YOUR GOAL:
Return each line holding the string "命公为安抚".

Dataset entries
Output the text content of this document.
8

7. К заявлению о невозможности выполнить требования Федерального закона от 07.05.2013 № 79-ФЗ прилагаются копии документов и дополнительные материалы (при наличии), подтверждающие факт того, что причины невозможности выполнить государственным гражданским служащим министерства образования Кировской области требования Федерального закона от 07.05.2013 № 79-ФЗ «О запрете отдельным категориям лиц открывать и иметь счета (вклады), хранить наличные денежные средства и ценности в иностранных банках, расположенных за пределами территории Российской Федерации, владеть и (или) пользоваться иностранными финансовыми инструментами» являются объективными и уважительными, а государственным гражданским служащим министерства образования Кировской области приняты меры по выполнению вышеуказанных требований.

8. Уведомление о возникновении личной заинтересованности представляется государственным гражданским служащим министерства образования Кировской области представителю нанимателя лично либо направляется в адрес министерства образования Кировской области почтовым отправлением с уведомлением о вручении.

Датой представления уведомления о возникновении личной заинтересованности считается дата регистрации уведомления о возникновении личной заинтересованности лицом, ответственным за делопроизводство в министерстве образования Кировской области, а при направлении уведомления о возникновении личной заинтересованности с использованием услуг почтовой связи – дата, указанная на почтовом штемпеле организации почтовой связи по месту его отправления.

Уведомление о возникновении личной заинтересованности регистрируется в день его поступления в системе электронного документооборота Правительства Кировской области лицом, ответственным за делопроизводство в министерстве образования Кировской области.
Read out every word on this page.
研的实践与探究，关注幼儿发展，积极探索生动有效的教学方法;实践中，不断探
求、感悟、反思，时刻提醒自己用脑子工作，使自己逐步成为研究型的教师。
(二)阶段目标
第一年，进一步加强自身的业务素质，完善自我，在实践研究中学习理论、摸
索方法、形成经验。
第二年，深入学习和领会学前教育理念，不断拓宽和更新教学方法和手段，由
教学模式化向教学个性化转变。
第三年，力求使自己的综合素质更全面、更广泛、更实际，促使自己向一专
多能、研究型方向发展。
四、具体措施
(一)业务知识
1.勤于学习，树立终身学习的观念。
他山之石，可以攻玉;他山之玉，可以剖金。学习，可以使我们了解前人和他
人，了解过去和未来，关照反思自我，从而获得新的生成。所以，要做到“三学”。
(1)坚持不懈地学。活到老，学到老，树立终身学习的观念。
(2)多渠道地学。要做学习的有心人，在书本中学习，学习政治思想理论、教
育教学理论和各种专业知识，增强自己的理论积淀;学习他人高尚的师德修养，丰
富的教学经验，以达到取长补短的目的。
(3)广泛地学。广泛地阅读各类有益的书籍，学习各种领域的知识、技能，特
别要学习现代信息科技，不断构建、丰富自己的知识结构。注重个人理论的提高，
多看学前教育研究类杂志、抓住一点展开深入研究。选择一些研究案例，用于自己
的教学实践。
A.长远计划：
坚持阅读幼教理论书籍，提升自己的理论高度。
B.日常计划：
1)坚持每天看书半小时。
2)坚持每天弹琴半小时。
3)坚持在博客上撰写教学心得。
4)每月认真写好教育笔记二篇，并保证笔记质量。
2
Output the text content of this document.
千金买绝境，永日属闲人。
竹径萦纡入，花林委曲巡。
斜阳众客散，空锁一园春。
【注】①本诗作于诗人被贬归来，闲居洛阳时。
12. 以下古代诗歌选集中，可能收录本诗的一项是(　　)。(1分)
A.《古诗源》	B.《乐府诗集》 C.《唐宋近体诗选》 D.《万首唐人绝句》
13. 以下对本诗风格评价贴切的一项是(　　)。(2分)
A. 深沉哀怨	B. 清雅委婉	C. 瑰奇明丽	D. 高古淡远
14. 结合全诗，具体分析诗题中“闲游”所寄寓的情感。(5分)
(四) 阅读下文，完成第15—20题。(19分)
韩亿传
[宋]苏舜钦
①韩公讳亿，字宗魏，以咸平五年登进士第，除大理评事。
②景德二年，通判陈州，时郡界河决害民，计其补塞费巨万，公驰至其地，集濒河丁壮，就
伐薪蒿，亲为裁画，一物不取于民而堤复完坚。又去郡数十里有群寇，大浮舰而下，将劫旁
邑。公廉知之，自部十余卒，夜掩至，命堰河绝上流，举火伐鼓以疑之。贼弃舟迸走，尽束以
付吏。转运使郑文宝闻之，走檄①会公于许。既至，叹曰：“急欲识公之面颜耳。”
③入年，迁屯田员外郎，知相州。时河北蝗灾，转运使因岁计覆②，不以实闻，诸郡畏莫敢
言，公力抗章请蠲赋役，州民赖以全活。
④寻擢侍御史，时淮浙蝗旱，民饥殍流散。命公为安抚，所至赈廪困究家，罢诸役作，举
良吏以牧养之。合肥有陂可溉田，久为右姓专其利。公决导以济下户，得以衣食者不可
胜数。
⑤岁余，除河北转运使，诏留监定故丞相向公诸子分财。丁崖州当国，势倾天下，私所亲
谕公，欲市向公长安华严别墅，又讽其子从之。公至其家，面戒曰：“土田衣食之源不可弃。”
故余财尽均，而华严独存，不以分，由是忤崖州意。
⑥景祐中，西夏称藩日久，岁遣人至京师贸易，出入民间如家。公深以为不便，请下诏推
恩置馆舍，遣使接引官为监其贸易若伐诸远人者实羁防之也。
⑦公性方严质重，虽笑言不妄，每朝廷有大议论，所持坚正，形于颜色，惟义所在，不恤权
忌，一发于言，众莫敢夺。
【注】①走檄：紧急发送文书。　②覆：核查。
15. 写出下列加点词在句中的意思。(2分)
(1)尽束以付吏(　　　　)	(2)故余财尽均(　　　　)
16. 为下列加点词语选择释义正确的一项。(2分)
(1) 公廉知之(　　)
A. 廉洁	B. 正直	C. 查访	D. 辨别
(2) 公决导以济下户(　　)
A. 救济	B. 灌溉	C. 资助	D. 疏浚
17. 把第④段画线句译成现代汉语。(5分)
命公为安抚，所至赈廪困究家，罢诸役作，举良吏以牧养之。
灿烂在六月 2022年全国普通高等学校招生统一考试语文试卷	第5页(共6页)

REPLY:
④寻擢侍御史，时淮浙蝗旱，民饥殍流散。命公为安抚，所至赈廪困究家，罢诸役作，举
命公为安抚，所至赈廪困究家，罢诸役作，举良吏以牧养之。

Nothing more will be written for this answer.